### Problem
Carry none of the pictures over; set down the material below exactly.

## Begin Records to process

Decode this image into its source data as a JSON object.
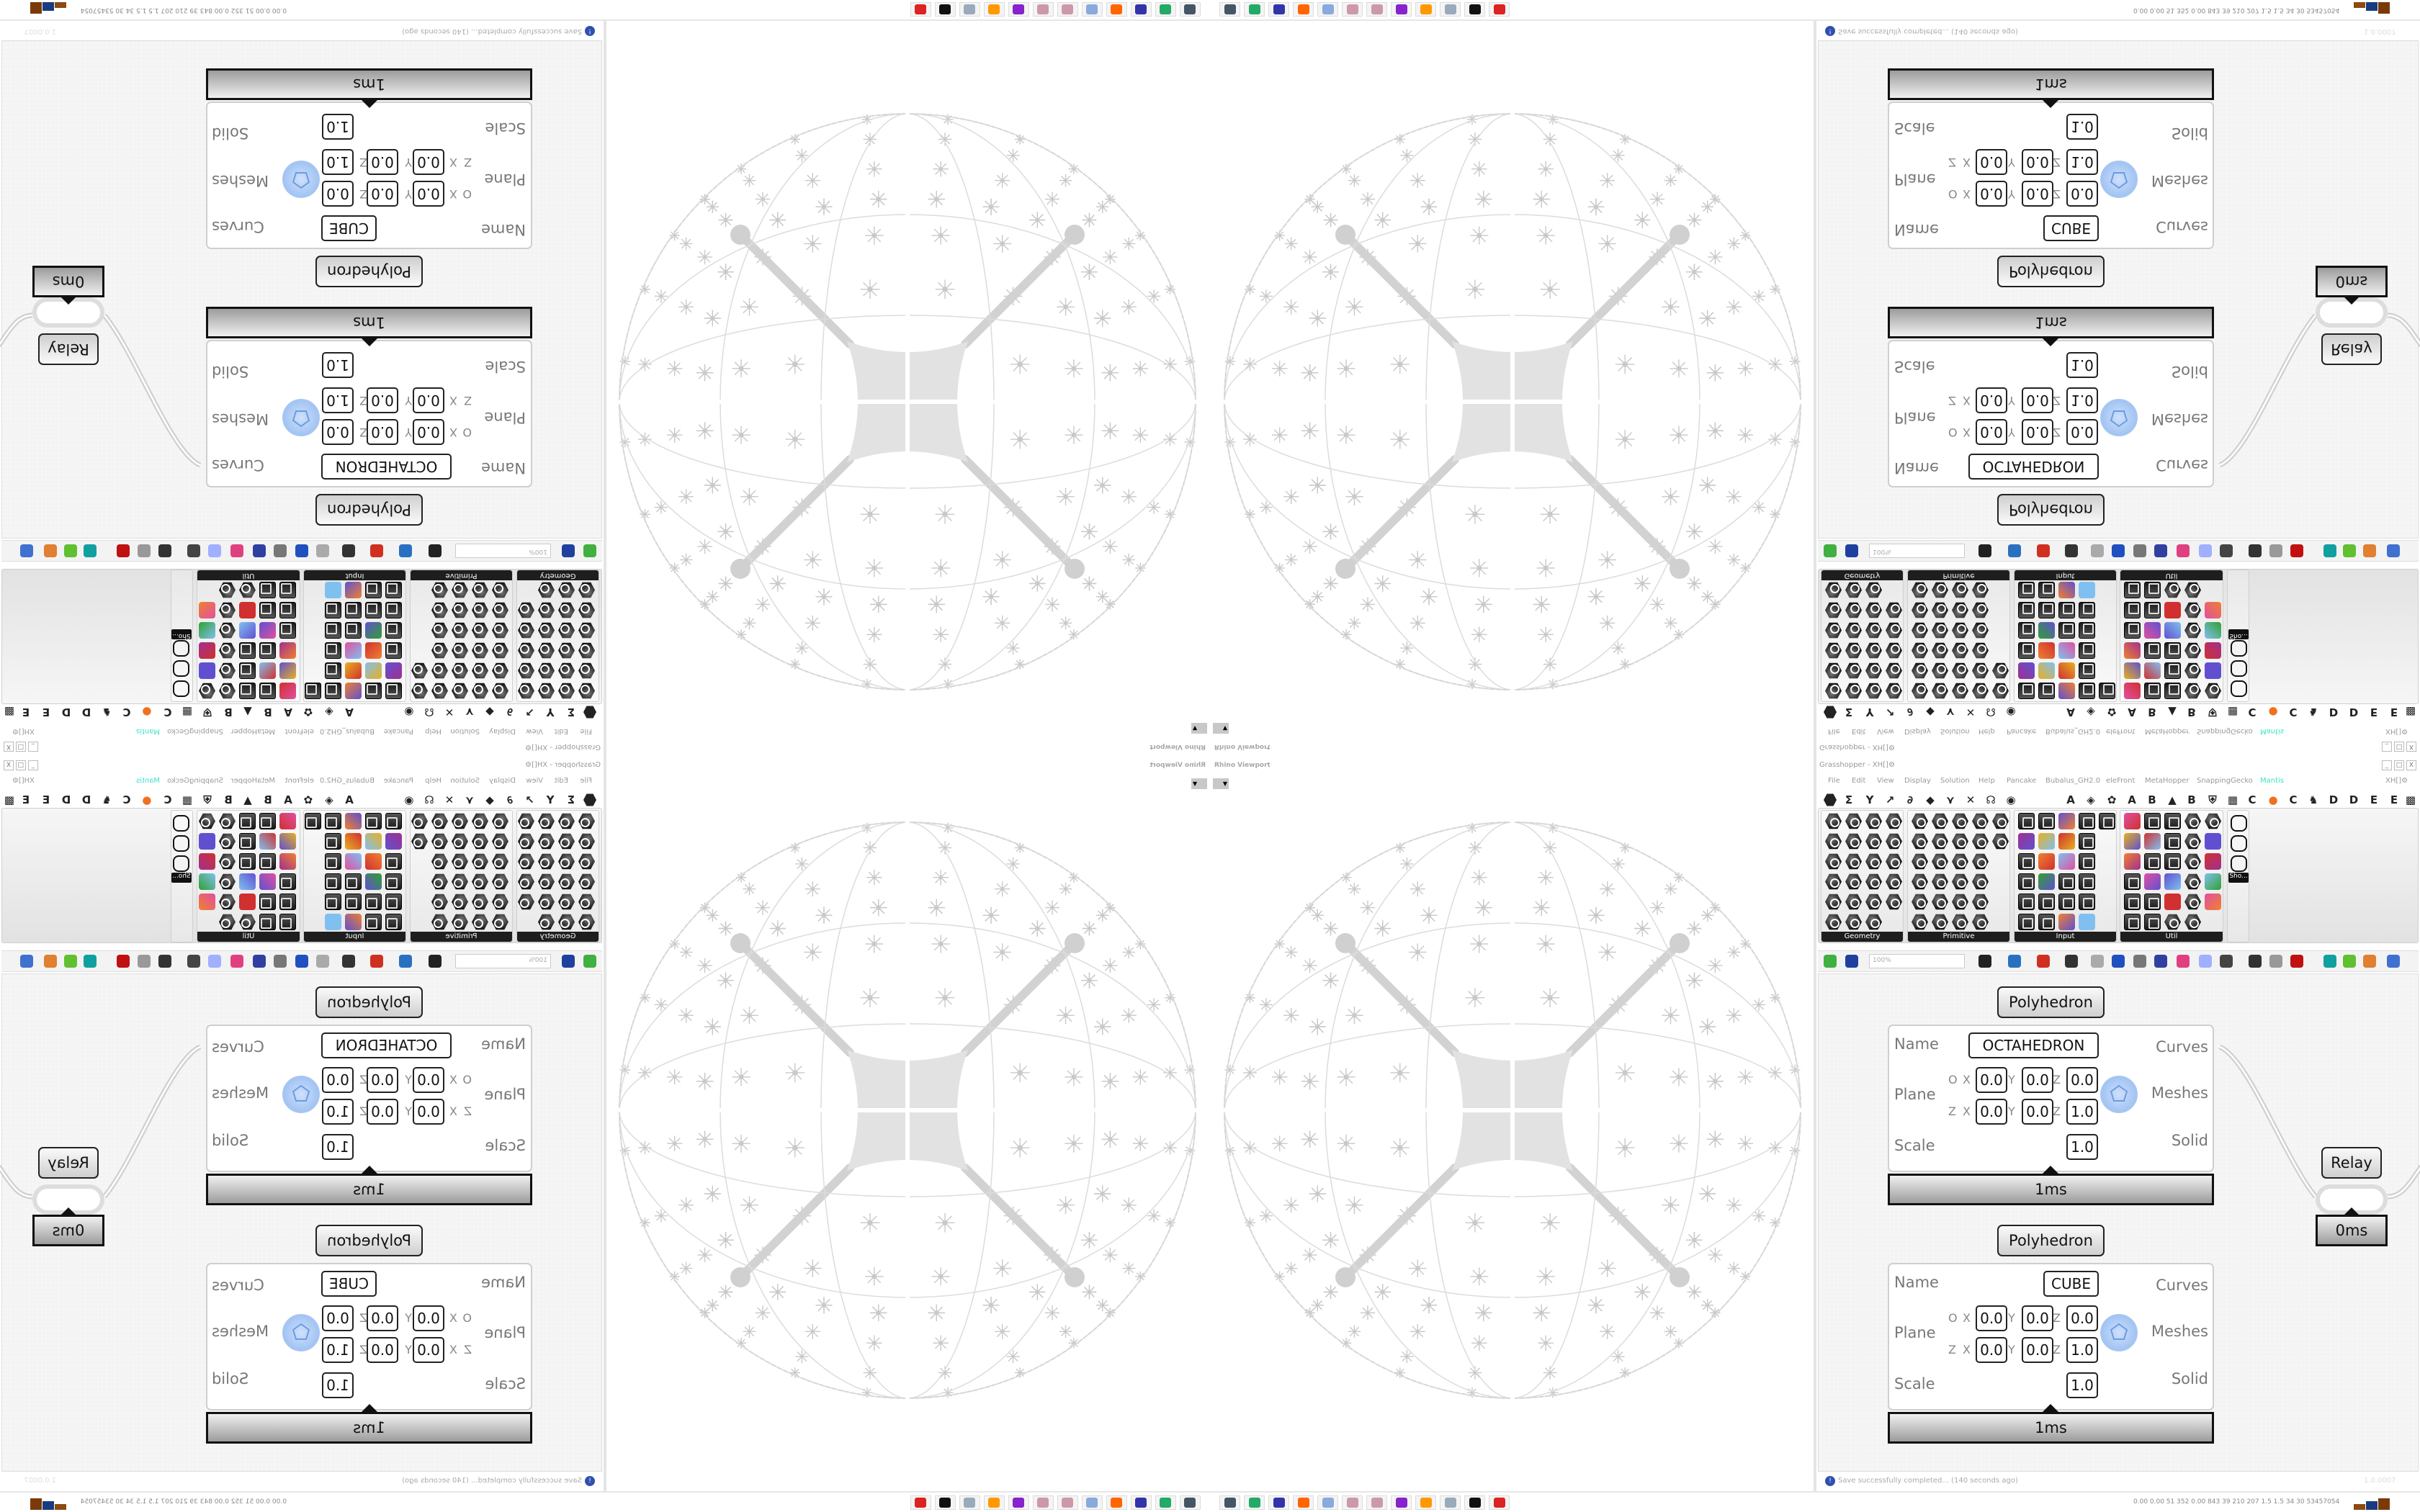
{
  "viewport": {
    "title": "Rhino Viewport",
    "dropdown_icon": "caret-down-icon"
  },
  "grasshopper": {
    "title": "Grasshopper - XH[]⚙",
    "window_buttons": [
      "_",
      "□",
      "X"
    ],
    "menu": [
      "File",
      "Edit",
      "View",
      "Display",
      "Solution",
      "Help",
      "Pancake",
      "Bubalus_GH2.0",
      "eleFront",
      "MetaHopper",
      "SnappingGecko",
      "Mantis"
    ],
    "menu_active": "Mantis",
    "menu_right": "XH[]⚙",
    "tabs": [
      "params",
      "Σ",
      "Y",
      "↗",
      "∂",
      "◆",
      "⋎",
      "✕",
      "☊",
      "◉",
      "A",
      "◈",
      "✿",
      "A",
      "B",
      "▲",
      "B",
      "⛨",
      "▦",
      "C",
      "●",
      "C",
      "♞",
      "D",
      "D",
      "E",
      "E",
      "▩"
    ],
    "panels": [
      {
        "label": "Geometry",
        "rows": [
          [
            "hex",
            "hex",
            "hex",
            "hex"
          ],
          [
            "hex",
            "hex",
            "hex",
            "hex"
          ],
          [
            "hex",
            "hex",
            "hex",
            "hex"
          ],
          [
            "hex",
            "hex",
            "hex",
            "hex"
          ],
          [
            "hex",
            "hex",
            "hex",
            "hex"
          ],
          [
            "hex",
            "hex",
            "hex"
          ]
        ]
      },
      {
        "label": "Primitive",
        "rows": [
          [
            "hex",
            "hex",
            "hex",
            "hex",
            "hex"
          ],
          [
            "hex",
            "hex",
            "hex",
            "hex",
            "hex"
          ],
          [
            "hex",
            "hex",
            "hex",
            "hex"
          ],
          [
            "hex",
            "hex",
            "hex",
            "hex"
          ],
          [
            "hex",
            "hex",
            "hex",
            "hex"
          ],
          [
            "hex",
            "hex",
            "hex",
            "hex"
          ]
        ]
      },
      {
        "label": "Input",
        "rows": [
          [
            "tile",
            "tile",
            "color",
            "tile",
            "tile"
          ],
          [
            "color",
            "color",
            "color",
            "tile"
          ],
          [
            "tile",
            "color",
            "color",
            "tile"
          ],
          [
            "tile",
            "color",
            "tile",
            "tile"
          ],
          [
            "tile",
            "tile",
            "tile",
            "tile"
          ],
          [
            "tile",
            "tile",
            "color",
            "color"
          ]
        ]
      },
      {
        "label": "Util",
        "rows": [
          [
            "color",
            "tile",
            "tile",
            "hex",
            "hex"
          ],
          [
            "color",
            "color",
            "tile",
            "hex",
            "color"
          ],
          [
            "color",
            "tile",
            "tile",
            "hex",
            "color"
          ],
          [
            "tile",
            "color",
            "color",
            "hex",
            "color"
          ],
          [
            "tile",
            "tile",
            "color",
            "hex",
            "color"
          ],
          [
            "tile",
            "tile",
            "hex",
            "hex"
          ]
        ]
      }
    ],
    "extra_panel": {
      "label": "Sho..."
    },
    "toolbar": {
      "zoom": "100%",
      "icons": [
        "new-file",
        "save",
        "zoom-extents",
        "preview-eye",
        "sketch-pen",
        "bake",
        "at-sign",
        "gha",
        "document",
        "search-s",
        "package",
        "bulb",
        "wires",
        "lasso",
        "sleeve",
        "red-gem",
        "teal-shape",
        "green-shape",
        "sphere-half",
        "blue-sphere"
      ]
    },
    "components": [
      {
        "title": "Polyhedron",
        "name": "OCTAHEDRON",
        "inputs": [
          "Name",
          "Plane",
          "Scale"
        ],
        "outputs": [
          "Curves",
          "Meshes",
          "Solid"
        ],
        "plane_origin_label": "O",
        "plane_z_label": "Z",
        "axes": [
          "X",
          "Y",
          "Z"
        ],
        "origin": [
          "0.0",
          "0.0",
          "0.0"
        ],
        "zaxis": [
          "0.0",
          "0.0",
          "1.0"
        ],
        "scale": "1.0",
        "time": "1ms"
      },
      {
        "title": "Polyhedron",
        "name": "CUBE",
        "inputs": [
          "Name",
          "Plane",
          "Scale"
        ],
        "outputs": [
          "Curves",
          "Meshes",
          "Solid"
        ],
        "plane_origin_label": "O",
        "plane_z_label": "Z",
        "axes": [
          "X",
          "Y",
          "Z"
        ],
        "origin": [
          "0.0",
          "0.0",
          "0.0"
        ],
        "zaxis": [
          "0.0",
          "0.0",
          "1.0"
        ],
        "scale": "1.0",
        "time": "1ms"
      }
    ],
    "relay": {
      "title": "Relay",
      "time": "0ms"
    },
    "status": {
      "message": "Save successfully completed... (140 seconds ago)",
      "version": "1.0.0007"
    }
  },
  "taskbar": {
    "apps": [
      "remote-desktop",
      "gpu-monitor",
      "floppy-64",
      "firefox",
      "calculator",
      "paint-palette",
      "paint-palette-2",
      "chat-app",
      "blender",
      "notes-scroll",
      "rhino",
      "red-gear-app"
    ],
    "stats": "0.00 0.00  51  352  0.00  843  39  210  207  1.5  1.5  34  30  53457054"
  },
  "colors": {
    "accent": "#3ee0c8",
    "field_border": "#222222",
    "wire": "#d0d0d0",
    "sphere": "#c9c9c9",
    "mesh_icon": "#8fb8f0"
  }
}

## End Records to process

### Solution
Decode this image into its source data as a JSON object.
{
  "viewport": {
    "title": "Rhino Viewport",
    "dropdown_icon": "caret-down-icon"
  },
  "grasshopper": {
    "title": "Grasshopper - XH[]⚙",
    "window_buttons": [
      "_",
      "□",
      "X"
    ],
    "menu": [
      "File",
      "Edit",
      "View",
      "Display",
      "Solution",
      "Help",
      "Pancake",
      "Bubalus_GH2.0",
      "eleFront",
      "MetaHopper",
      "SnappingGecko",
      "Mantis"
    ],
    "menu_active": "Mantis",
    "menu_right": "XH[]⚙",
    "tabs": [
      "params",
      "Σ",
      "Y",
      "↗",
      "∂",
      "◆",
      "⋎",
      "✕",
      "☊",
      "◉",
      "A",
      "◈",
      "✿",
      "A",
      "B",
      "▲",
      "B",
      "⛨",
      "▦",
      "C",
      "●",
      "C",
      "♞",
      "D",
      "D",
      "E",
      "E",
      "▩"
    ],
    "panels": [
      {
        "label": "Geometry",
        "rows": [
          [
            "hex",
            "hex",
            "hex",
            "hex"
          ],
          [
            "hex",
            "hex",
            "hex",
            "hex"
          ],
          [
            "hex",
            "hex",
            "hex",
            "hex"
          ],
          [
            "hex",
            "hex",
            "hex",
            "hex"
          ],
          [
            "hex",
            "hex",
            "hex",
            "hex"
          ],
          [
            "hex",
            "hex",
            "hex"
          ]
        ]
      },
      {
        "label": "Primitive",
        "rows": [
          [
            "hex",
            "hex",
            "hex",
            "hex",
            "hex"
          ],
          [
            "hex",
            "hex",
            "hex",
            "hex",
            "hex"
          ],
          [
            "hex",
            "hex",
            "hex",
            "hex"
          ],
          [
            "hex",
            "hex",
            "hex",
            "hex"
          ],
          [
            "hex",
            "hex",
            "hex",
            "hex"
          ],
          [
            "hex",
            "hex",
            "hex",
            "hex"
          ]
        ]
      },
      {
        "label": "Input",
        "rows": [
          [
            "tile",
            "tile",
            "color",
            "tile",
            "tile"
          ],
          [
            "color",
            "color",
            "color",
            "tile"
          ],
          [
            "tile",
            "color",
            "color",
            "tile"
          ],
          [
            "tile",
            "color",
            "tile",
            "tile"
          ],
          [
            "tile",
            "tile",
            "tile",
            "tile"
          ],
          [
            "tile",
            "tile",
            "color",
            "color"
          ]
        ]
      },
      {
        "label": "Util",
        "rows": [
          [
            "color",
            "tile",
            "tile",
            "hex",
            "hex"
          ],
          [
            "color",
            "color",
            "tile",
            "hex",
            "color"
          ],
          [
            "color",
            "tile",
            "tile",
            "hex",
            "color"
          ],
          [
            "tile",
            "color",
            "color",
            "hex",
            "color"
          ],
          [
            "tile",
            "tile",
            "color",
            "hex",
            "color"
          ],
          [
            "tile",
            "tile",
            "hex",
            "hex"
          ]
        ]
      }
    ],
    "extra_panel": {
      "label": "Sho..."
    },
    "toolbar": {
      "zoom": "100%",
      "icons": [
        "new-file",
        "save",
        "zoom-extents",
        "preview-eye",
        "sketch-pen",
        "bake",
        "at-sign",
        "gha",
        "document",
        "search-s",
        "package",
        "bulb",
        "wires",
        "lasso",
        "sleeve",
        "red-gem",
        "teal-shape",
        "green-shape",
        "sphere-half",
        "blue-sphere"
      ]
    },
    "components": [
      {
        "title": "Polyhedron",
        "name": "OCTAHEDRON",
        "inputs": [
          "Name",
          "Plane",
          "Scale"
        ],
        "outputs": [
          "Curves",
          "Meshes",
          "Solid"
        ],
        "plane_origin_label": "O",
        "plane_z_label": "Z",
        "axes": [
          "X",
          "Y",
          "Z"
        ],
        "origin": [
          "0.0",
          "0.0",
          "0.0"
        ],
        "zaxis": [
          "0.0",
          "0.0",
          "1.0"
        ],
        "scale": "1.0",
        "time": "1ms"
      },
      {
        "title": "Polyhedron",
        "name": "CUBE",
        "inputs": [
          "Name",
          "Plane",
          "Scale"
        ],
        "outputs": [
          "Curves",
          "Meshes",
          "Solid"
        ],
        "plane_origin_label": "O",
        "plane_z_label": "Z",
        "axes": [
          "X",
          "Y",
          "Z"
        ],
        "origin": [
          "0.0",
          "0.0",
          "0.0"
        ],
        "zaxis": [
          "0.0",
          "0.0",
          "1.0"
        ],
        "scale": "1.0",
        "time": "1ms"
      }
    ],
    "relay": {
      "title": "Relay",
      "time": "0ms"
    },
    "status": {
      "message": "Save successfully completed... (140 seconds ago)",
      "version": "1.0.0007"
    }
  },
  "taskbar": {
    "apps": [
      "remote-desktop",
      "gpu-monitor",
      "floppy-64",
      "firefox",
      "calculator",
      "paint-palette",
      "paint-palette-2",
      "chat-app",
      "blender",
      "notes-scroll",
      "rhino",
      "red-gear-app"
    ],
    "stats": "0.00 0.00  51  352  0.00  843  39  210  207  1.5  1.5  34  30  53457054"
  },
  "colors": {
    "accent": "#3ee0c8",
    "field_border": "#222222",
    "wire": "#d0d0d0",
    "sphere": "#c9c9c9",
    "mesh_icon": "#8fb8f0"
  }
}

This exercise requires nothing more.